Reproduce all of the records below, switching every "Cryptocurrency" to "Digital currency" and leaving everything else unchanged. Leave the pictures out of the answer.

________________________

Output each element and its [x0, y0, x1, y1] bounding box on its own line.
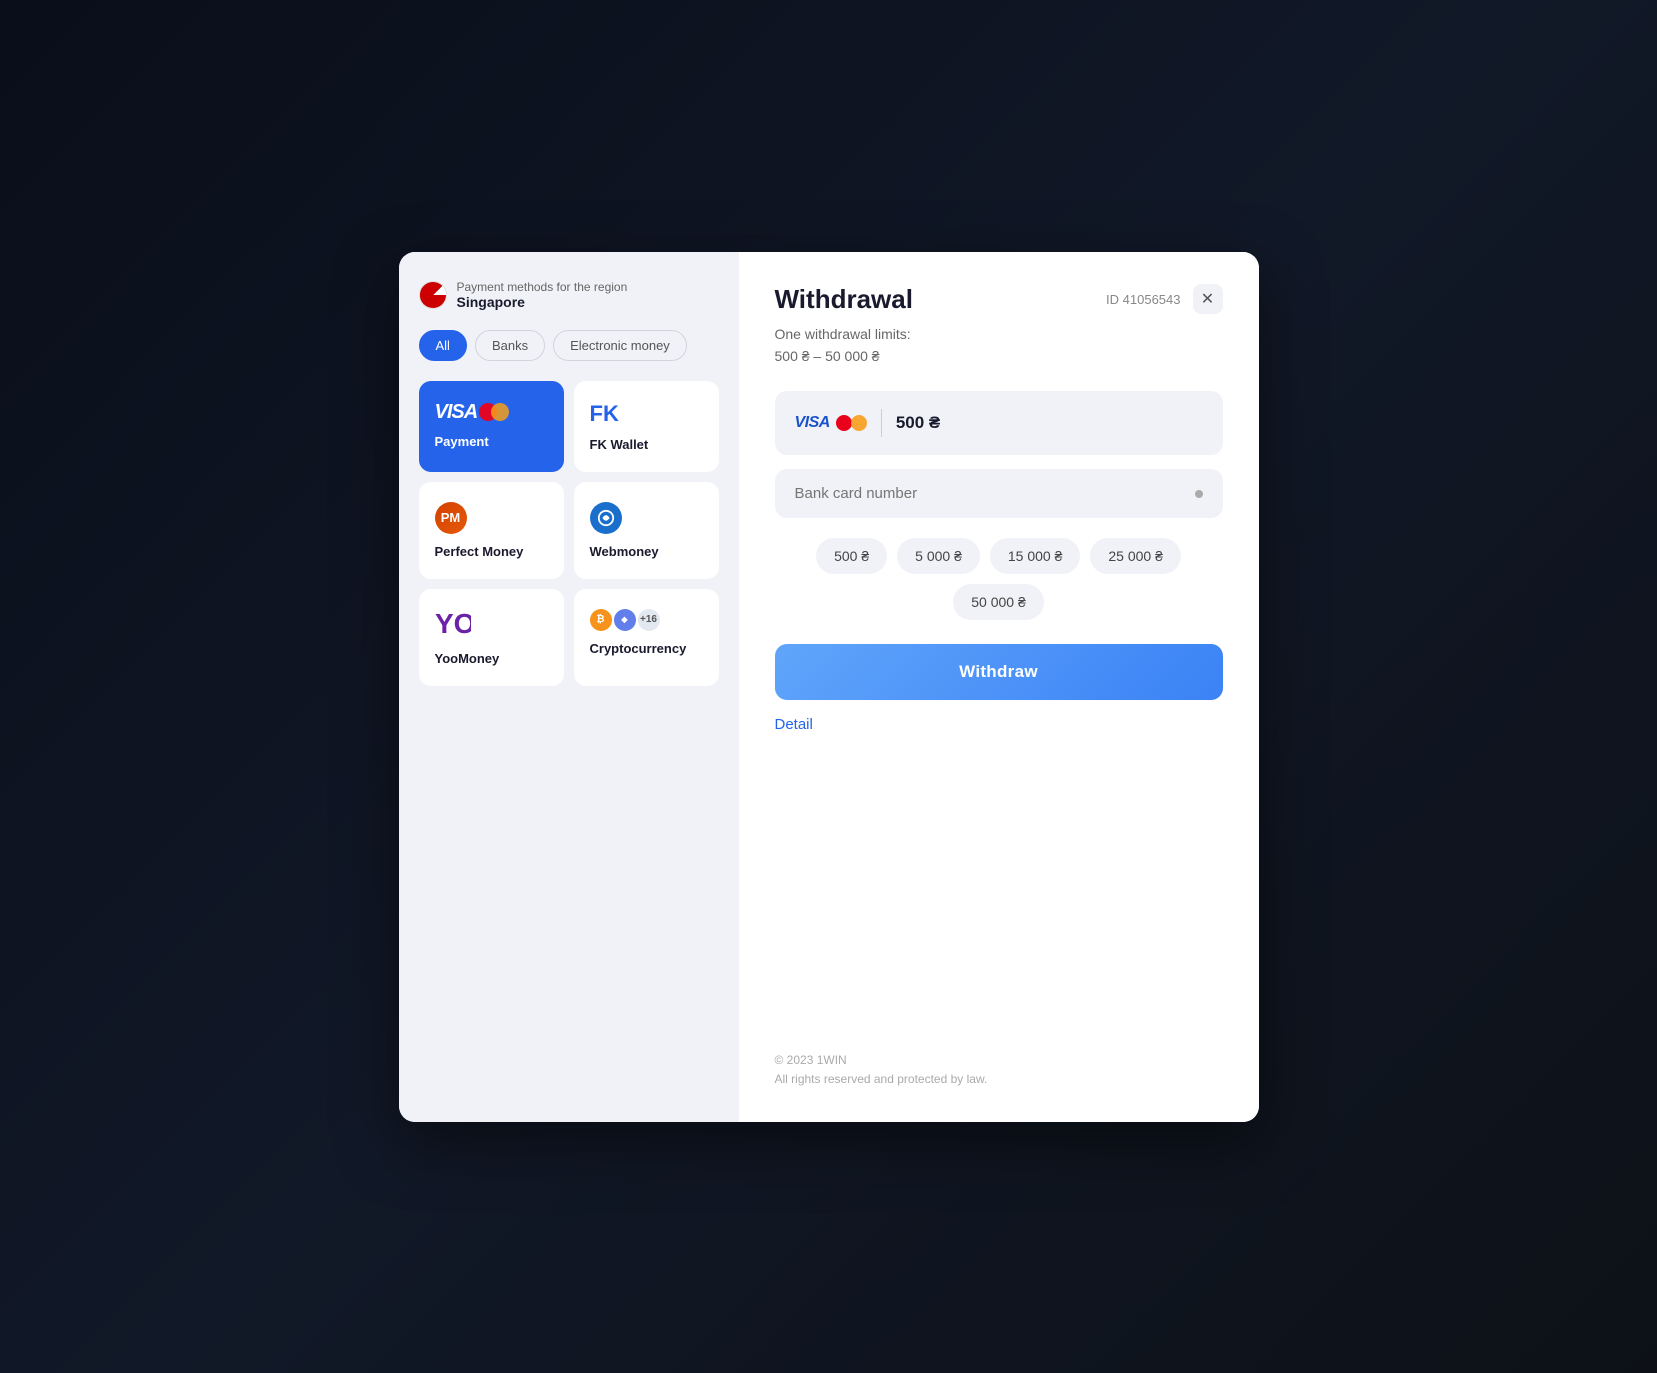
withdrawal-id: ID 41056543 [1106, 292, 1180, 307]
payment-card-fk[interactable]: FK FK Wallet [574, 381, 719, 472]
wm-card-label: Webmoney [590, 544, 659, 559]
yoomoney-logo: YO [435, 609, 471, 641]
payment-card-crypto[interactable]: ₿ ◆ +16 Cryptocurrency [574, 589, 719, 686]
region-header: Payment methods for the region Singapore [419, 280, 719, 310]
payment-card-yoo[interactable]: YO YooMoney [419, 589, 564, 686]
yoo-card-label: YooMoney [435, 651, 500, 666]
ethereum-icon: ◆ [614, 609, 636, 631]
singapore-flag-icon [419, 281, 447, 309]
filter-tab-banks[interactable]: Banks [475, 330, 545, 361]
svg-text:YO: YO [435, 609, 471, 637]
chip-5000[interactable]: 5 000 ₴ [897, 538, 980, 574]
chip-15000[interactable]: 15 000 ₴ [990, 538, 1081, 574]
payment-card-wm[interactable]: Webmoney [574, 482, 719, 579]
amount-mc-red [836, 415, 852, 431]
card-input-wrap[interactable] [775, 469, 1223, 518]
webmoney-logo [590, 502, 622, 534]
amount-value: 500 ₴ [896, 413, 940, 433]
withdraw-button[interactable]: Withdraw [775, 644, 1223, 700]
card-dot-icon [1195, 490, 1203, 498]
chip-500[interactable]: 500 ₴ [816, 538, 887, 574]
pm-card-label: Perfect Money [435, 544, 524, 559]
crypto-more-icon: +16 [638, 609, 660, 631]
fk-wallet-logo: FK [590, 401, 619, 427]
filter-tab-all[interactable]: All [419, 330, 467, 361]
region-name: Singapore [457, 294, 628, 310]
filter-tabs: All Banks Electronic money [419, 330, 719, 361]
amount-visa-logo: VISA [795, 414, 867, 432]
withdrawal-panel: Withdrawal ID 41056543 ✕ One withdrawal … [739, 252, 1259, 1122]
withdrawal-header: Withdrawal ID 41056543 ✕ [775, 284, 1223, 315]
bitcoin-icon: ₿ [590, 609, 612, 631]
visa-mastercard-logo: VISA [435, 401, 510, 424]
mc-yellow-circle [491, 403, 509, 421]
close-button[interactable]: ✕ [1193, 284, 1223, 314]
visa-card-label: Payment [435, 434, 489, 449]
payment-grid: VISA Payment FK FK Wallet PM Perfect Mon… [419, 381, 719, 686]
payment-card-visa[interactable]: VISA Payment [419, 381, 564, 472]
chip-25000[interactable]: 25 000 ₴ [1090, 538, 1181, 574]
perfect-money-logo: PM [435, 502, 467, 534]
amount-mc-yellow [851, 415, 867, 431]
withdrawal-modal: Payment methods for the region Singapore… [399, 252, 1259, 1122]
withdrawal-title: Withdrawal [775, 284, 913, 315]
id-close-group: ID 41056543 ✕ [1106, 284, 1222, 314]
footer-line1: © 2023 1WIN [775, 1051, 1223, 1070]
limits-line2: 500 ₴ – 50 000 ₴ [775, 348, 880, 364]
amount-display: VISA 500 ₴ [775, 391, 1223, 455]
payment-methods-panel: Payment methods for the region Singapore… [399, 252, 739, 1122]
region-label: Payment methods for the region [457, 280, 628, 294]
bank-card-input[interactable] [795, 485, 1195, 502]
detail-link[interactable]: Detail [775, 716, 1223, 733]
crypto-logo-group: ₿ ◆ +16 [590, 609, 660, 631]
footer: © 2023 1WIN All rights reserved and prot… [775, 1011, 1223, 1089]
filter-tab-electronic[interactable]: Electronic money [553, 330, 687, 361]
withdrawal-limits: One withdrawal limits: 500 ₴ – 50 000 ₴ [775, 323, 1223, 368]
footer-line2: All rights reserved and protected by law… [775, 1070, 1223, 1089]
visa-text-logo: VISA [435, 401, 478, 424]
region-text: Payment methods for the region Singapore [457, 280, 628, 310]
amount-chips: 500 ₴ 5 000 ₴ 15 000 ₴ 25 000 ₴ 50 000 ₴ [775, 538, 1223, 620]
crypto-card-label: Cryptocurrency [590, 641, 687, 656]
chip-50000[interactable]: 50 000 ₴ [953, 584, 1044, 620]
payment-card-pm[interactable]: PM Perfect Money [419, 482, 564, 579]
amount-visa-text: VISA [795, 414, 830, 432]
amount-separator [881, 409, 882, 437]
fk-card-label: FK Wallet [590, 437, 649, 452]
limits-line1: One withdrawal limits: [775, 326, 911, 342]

________________________

**Reply:**
Output each element and its [x0, y0, x1, y1] bounding box on its own line.
withdrawal-id: ID 41056543 [1106, 292, 1180, 307]
payment-card-fk[interactable]: FK FK Wallet [574, 381, 719, 472]
wm-card-label: Webmoney [590, 544, 659, 559]
yoomoney-logo: YO [435, 609, 471, 641]
payment-card-crypto[interactable]: ₿ ◆ +16 Digital currency [574, 589, 719, 686]
region-header: Payment methods for the region Singapore [419, 280, 719, 310]
payment-card-yoo[interactable]: YO YooMoney [419, 589, 564, 686]
yoo-card-label: YooMoney [435, 651, 500, 666]
ethereum-icon: ◆ [614, 609, 636, 631]
singapore-flag-icon [419, 281, 447, 309]
filter-tab-banks[interactable]: Banks [475, 330, 545, 361]
svg-text:YO: YO [435, 609, 471, 637]
chip-5000[interactable]: 5 000 ₴ [897, 538, 980, 574]
chip-15000[interactable]: 15 000 ₴ [990, 538, 1081, 574]
payment-card-wm[interactable]: Webmoney [574, 482, 719, 579]
amount-mc-red [836, 415, 852, 431]
card-input-wrap[interactable] [775, 469, 1223, 518]
webmoney-logo [590, 502, 622, 534]
amount-value: 500 ₴ [896, 413, 940, 433]
withdraw-button[interactable]: Withdraw [775, 644, 1223, 700]
card-dot-icon [1195, 490, 1203, 498]
chip-500[interactable]: 500 ₴ [816, 538, 887, 574]
pm-card-label: Perfect Money [435, 544, 524, 559]
crypto-more-icon: +16 [638, 609, 660, 631]
fk-wallet-logo: FK [590, 401, 619, 427]
filter-tab-all[interactable]: All [419, 330, 467, 361]
region-name: Singapore [457, 294, 628, 310]
filter-tabs: All Banks Electronic money [419, 330, 719, 361]
amount-visa-logo: VISA [795, 414, 867, 432]
withdrawal-panel: Withdrawal ID 41056543 ✕ One withdrawal … [739, 252, 1259, 1122]
withdrawal-header: Withdrawal ID 41056543 ✕ [775, 284, 1223, 315]
bitcoin-icon: ₿ [590, 609, 612, 631]
visa-mastercard-logo: VISA [435, 401, 510, 424]
mc-yellow-circle [491, 403, 509, 421]
close-button[interactable]: ✕ [1193, 284, 1223, 314]
visa-card-label: Payment [435, 434, 489, 449]
payment-grid: VISA Payment FK FK Wallet PM Perfect Mon… [419, 381, 719, 686]
payment-card-visa[interactable]: VISA Payment [419, 381, 564, 472]
chip-25000[interactable]: 25 000 ₴ [1090, 538, 1181, 574]
perfect-money-logo: PM [435, 502, 467, 534]
amount-mc-yellow [851, 415, 867, 431]
withdrawal-modal: Payment methods for the region Singapore… [399, 252, 1259, 1122]
withdrawal-title: Withdrawal [775, 284, 913, 315]
id-close-group: ID 41056543 ✕ [1106, 284, 1222, 314]
footer-line1: © 2023 1WIN [775, 1051, 1223, 1070]
limits-line2: 500 ₴ – 50 000 ₴ [775, 348, 880, 364]
amount-display: VISA 500 ₴ [775, 391, 1223, 455]
payment-methods-panel: Payment methods for the region Singapore… [399, 252, 739, 1122]
region-label: Payment methods for the region [457, 280, 628, 294]
bank-card-input[interactable] [795, 485, 1195, 502]
detail-link[interactable]: Detail [775, 716, 1223, 733]
crypto-logo-group: ₿ ◆ +16 [590, 609, 660, 631]
footer: © 2023 1WIN All rights reserved and prot… [775, 1011, 1223, 1089]
filter-tab-electronic[interactable]: Electronic money [553, 330, 687, 361]
withdrawal-limits: One withdrawal limits: 500 ₴ – 50 000 ₴ [775, 323, 1223, 368]
footer-line2: All rights reserved and protected by law… [775, 1070, 1223, 1089]
visa-text-logo: VISA [435, 401, 478, 424]
region-text: Payment methods for the region Singapore [457, 280, 628, 310]
amount-chips: 500 ₴ 5 000 ₴ 15 000 ₴ 25 000 ₴ 50 000 ₴ [775, 538, 1223, 620]
crypto-card-label: Digital currency [590, 641, 687, 656]
chip-50000[interactable]: 50 000 ₴ [953, 584, 1044, 620]
payment-card-pm[interactable]: PM Perfect Money [419, 482, 564, 579]
amount-visa-text: VISA [795, 414, 830, 432]
amount-separator [881, 409, 882, 437]
fk-card-label: FK Wallet [590, 437, 649, 452]
limits-line1: One withdrawal limits: [775, 326, 911, 342]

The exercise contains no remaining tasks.